• _The problem_:
Copy out each of the following rows without changing anything.
[start]
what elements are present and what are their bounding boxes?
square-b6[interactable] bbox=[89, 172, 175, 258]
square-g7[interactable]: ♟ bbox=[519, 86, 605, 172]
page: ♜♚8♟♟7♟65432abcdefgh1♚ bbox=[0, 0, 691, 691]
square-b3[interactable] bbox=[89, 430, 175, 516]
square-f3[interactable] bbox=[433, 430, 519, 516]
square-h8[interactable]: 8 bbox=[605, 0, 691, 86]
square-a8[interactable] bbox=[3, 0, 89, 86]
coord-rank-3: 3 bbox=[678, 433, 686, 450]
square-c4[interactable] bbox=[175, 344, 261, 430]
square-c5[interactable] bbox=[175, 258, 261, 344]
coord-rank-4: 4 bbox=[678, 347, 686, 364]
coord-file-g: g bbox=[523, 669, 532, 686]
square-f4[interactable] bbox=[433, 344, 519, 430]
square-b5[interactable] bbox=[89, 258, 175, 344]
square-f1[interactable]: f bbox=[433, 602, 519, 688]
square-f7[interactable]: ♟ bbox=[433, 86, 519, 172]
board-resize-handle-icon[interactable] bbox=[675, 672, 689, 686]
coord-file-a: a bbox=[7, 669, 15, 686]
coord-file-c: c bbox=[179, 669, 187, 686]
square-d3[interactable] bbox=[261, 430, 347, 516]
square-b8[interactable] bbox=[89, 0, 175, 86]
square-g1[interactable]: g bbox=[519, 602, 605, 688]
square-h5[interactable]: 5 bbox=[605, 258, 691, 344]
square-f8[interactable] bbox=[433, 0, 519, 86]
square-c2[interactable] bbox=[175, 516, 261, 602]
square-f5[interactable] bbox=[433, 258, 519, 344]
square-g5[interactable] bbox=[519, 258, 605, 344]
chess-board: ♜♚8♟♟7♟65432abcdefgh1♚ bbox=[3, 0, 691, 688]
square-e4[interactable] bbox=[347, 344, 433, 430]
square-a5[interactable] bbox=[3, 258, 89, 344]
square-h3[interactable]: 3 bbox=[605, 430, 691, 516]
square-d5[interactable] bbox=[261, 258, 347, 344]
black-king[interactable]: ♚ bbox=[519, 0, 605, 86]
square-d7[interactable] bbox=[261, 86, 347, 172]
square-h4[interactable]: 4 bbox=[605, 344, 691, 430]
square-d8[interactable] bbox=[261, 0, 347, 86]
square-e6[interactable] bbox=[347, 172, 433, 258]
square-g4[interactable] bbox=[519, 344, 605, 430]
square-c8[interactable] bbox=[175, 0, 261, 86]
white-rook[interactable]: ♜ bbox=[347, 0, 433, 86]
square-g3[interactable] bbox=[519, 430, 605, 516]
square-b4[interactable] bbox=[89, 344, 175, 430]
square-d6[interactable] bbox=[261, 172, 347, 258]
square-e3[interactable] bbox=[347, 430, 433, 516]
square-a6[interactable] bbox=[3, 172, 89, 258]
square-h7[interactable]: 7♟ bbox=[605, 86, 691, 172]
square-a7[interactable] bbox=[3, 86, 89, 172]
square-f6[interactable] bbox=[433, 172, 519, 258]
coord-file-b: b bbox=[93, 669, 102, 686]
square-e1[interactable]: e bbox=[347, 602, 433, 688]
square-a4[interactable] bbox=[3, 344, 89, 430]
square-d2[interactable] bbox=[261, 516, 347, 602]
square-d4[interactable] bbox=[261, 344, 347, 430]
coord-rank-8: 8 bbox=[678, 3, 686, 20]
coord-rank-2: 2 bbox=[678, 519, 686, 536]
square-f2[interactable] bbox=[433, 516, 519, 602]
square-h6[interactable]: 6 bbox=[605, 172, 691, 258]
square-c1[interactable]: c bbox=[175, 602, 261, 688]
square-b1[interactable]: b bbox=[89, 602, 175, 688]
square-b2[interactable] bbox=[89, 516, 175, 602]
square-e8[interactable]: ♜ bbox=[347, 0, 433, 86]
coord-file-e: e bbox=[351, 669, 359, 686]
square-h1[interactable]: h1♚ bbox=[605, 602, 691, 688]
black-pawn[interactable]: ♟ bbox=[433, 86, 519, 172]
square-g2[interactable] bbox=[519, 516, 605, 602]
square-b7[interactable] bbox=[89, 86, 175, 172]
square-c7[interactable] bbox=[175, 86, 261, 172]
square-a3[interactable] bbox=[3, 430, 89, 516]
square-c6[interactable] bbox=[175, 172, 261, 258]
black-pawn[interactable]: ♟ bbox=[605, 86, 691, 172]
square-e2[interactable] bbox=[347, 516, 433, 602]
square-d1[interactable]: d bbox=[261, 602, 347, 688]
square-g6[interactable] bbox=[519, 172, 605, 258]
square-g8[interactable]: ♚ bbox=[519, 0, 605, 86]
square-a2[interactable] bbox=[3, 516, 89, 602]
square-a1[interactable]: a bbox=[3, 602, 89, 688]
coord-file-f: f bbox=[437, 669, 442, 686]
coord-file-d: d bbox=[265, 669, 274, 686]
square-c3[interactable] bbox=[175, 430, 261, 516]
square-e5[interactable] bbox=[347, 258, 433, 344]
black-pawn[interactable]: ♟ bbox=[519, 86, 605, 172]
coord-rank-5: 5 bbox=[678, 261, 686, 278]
[end]
• _Solution to the exercise_:
what elements are present and what are their bounding boxes?
square-b6[interactable] bbox=[89, 172, 175, 258]
square-g7[interactable]: ♟ bbox=[519, 86, 605, 172]
page: ♜♚8♟♟7♟65432abcdefgh1♚ bbox=[0, 0, 691, 691]
square-b3[interactable] bbox=[89, 430, 175, 516]
square-f3[interactable] bbox=[433, 430, 519, 516]
square-h8[interactable]: 8 bbox=[605, 0, 691, 86]
square-a8[interactable] bbox=[3, 0, 89, 86]
coord-rank-3: 3 bbox=[678, 433, 686, 450]
square-c4[interactable] bbox=[175, 344, 261, 430]
square-c5[interactable] bbox=[175, 258, 261, 344]
coord-rank-4: 4 bbox=[678, 347, 686, 364]
coord-file-g: g bbox=[523, 669, 532, 686]
square-f4[interactable] bbox=[433, 344, 519, 430]
square-b5[interactable] bbox=[89, 258, 175, 344]
square-f1[interactable]: f bbox=[433, 602, 519, 688]
square-f7[interactable]: ♟ bbox=[433, 86, 519, 172]
board-resize-handle-icon[interactable] bbox=[675, 672, 689, 686]
coord-file-a: a bbox=[7, 669, 15, 686]
coord-file-c: c bbox=[179, 669, 187, 686]
square-d3[interactable] bbox=[261, 430, 347, 516]
square-b8[interactable] bbox=[89, 0, 175, 86]
square-g1[interactable]: g bbox=[519, 602, 605, 688]
square-h5[interactable]: 5 bbox=[605, 258, 691, 344]
square-f8[interactable] bbox=[433, 0, 519, 86]
square-c2[interactable] bbox=[175, 516, 261, 602]
square-f5[interactable] bbox=[433, 258, 519, 344]
square-g5[interactable] bbox=[519, 258, 605, 344]
chess-board: ♜♚8♟♟7♟65432abcdefgh1♚ bbox=[3, 0, 691, 688]
square-e4[interactable] bbox=[347, 344, 433, 430]
square-a5[interactable] bbox=[3, 258, 89, 344]
square-h3[interactable]: 3 bbox=[605, 430, 691, 516]
square-d5[interactable] bbox=[261, 258, 347, 344]
black-king[interactable]: ♚ bbox=[519, 0, 605, 86]
square-d7[interactable] bbox=[261, 86, 347, 172]
square-h4[interactable]: 4 bbox=[605, 344, 691, 430]
square-d8[interactable] bbox=[261, 0, 347, 86]
square-e6[interactable] bbox=[347, 172, 433, 258]
square-g4[interactable] bbox=[519, 344, 605, 430]
square-c8[interactable] bbox=[175, 0, 261, 86]
white-rook[interactable]: ♜ bbox=[347, 0, 433, 86]
square-g3[interactable] bbox=[519, 430, 605, 516]
square-b4[interactable] bbox=[89, 344, 175, 430]
square-d6[interactable] bbox=[261, 172, 347, 258]
square-e3[interactable] bbox=[347, 430, 433, 516]
square-a6[interactable] bbox=[3, 172, 89, 258]
square-h7[interactable]: 7♟ bbox=[605, 86, 691, 172]
square-a7[interactable] bbox=[3, 86, 89, 172]
square-f6[interactable] bbox=[433, 172, 519, 258]
coord-file-b: b bbox=[93, 669, 102, 686]
square-e1[interactable]: e bbox=[347, 602, 433, 688]
square-a4[interactable] bbox=[3, 344, 89, 430]
square-d2[interactable] bbox=[261, 516, 347, 602]
square-d4[interactable] bbox=[261, 344, 347, 430]
coord-rank-8: 8 bbox=[678, 3, 686, 20]
coord-rank-2: 2 bbox=[678, 519, 686, 536]
square-f2[interactable] bbox=[433, 516, 519, 602]
square-h6[interactable]: 6 bbox=[605, 172, 691, 258]
square-c1[interactable]: c bbox=[175, 602, 261, 688]
square-b1[interactable]: b bbox=[89, 602, 175, 688]
square-b2[interactable] bbox=[89, 516, 175, 602]
square-e8[interactable]: ♜ bbox=[347, 0, 433, 86]
coord-file-e: e bbox=[351, 669, 359, 686]
square-h1[interactable]: h1♚ bbox=[605, 602, 691, 688]
black-pawn[interactable]: ♟ bbox=[433, 86, 519, 172]
square-g2[interactable] bbox=[519, 516, 605, 602]
square-b7[interactable] bbox=[89, 86, 175, 172]
square-c7[interactable] bbox=[175, 86, 261, 172]
square-a3[interactable] bbox=[3, 430, 89, 516]
square-c6[interactable] bbox=[175, 172, 261, 258]
black-pawn[interactable]: ♟ bbox=[605, 86, 691, 172]
square-e2[interactable] bbox=[347, 516, 433, 602]
square-d1[interactable]: d bbox=[261, 602, 347, 688]
square-g6[interactable] bbox=[519, 172, 605, 258]
square-g8[interactable]: ♚ bbox=[519, 0, 605, 86]
square-a2[interactable] bbox=[3, 516, 89, 602]
square-a1[interactable]: a bbox=[3, 602, 89, 688]
coord-file-f: f bbox=[437, 669, 442, 686]
coord-file-d: d bbox=[265, 669, 274, 686]
square-c3[interactable] bbox=[175, 430, 261, 516]
square-e5[interactable] bbox=[347, 258, 433, 344]
black-pawn[interactable]: ♟ bbox=[519, 86, 605, 172]
coord-rank-5: 5 bbox=[678, 261, 686, 278]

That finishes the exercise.